Dataset excerpt
....................
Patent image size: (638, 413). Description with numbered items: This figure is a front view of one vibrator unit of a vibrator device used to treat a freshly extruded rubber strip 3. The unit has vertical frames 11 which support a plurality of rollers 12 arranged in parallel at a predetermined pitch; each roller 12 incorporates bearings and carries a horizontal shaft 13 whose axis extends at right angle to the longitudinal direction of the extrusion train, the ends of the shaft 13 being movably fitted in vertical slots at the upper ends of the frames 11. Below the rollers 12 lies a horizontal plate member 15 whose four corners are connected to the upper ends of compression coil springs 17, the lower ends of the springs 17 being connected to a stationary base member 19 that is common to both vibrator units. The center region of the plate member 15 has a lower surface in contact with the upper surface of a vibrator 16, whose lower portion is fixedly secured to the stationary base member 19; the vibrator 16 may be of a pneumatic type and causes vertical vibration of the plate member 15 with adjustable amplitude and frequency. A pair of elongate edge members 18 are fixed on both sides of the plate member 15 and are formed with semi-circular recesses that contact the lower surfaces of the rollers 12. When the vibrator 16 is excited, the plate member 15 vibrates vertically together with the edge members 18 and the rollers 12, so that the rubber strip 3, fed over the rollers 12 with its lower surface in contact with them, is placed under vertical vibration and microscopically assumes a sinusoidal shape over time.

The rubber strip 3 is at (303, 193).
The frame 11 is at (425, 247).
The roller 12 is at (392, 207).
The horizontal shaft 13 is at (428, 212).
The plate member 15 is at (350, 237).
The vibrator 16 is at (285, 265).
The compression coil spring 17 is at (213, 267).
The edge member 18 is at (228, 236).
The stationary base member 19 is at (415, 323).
....................
Copy every line of the records above verbatim, with no changes.

Patent image size: (638, 413). Description with numbered items: This figure is a front view of one vibrator unit of a vibrator device used to treat a freshly extruded rubber strip 3. The unit has vertical frames 11 which support a plurality of rollers 12 arranged in parallel at a predetermined pitch; each roller 12 incorporates bearings and carries a horizontal shaft 13 whose axis extends at right angle to the longitudinal direction of the extrusion train, the ends of the shaft 13 being movably fitted in vertical slots at the upper ends of the frames 11. Below the rollers 12 lies a horizontal plate member 15 whose four corners are connected to the upper ends of compression coil springs 17, the lower ends of the springs 17 being connected to a stationary base member 19 that is common to both vibrator units. The center region of the plate member 15 has a lower surface in contact with the upper surface of a vibrator 16, whose lower portion is fixedly secured to the stationary base member 19; the vibrator 16 may be of a pneumatic type and causes vertical vibration of the plate member 15 with adjustable amplitude and frequency. A pair of elongate edge members 18 are fixed on both sides of the plate member 15 and are formed with semi-circular recesses that contact the lower surfaces of the rollers 12. When the vibrator 16 is excited, the plate member 15 vibrates vertically together with the edge members 18 and the rollers 12, so that the rubber strip 3, fed over the rollers 12 with its lower surface in contact with them, is placed under vertical vibration and microscopically assumes a sinusoidal shape over time.

The rubber strip 3 is at (303, 193).
The frame 11 is at (425, 247).
The roller 12 is at (392, 207).
The horizontal shaft 13 is at (428, 212).
The plate member 15 is at (350, 237).
The vibrator 16 is at (285, 265).
The compression coil spring 17 is at (213, 267).
The edge member 18 is at (228, 236).
The stationary base member 19 is at (415, 323).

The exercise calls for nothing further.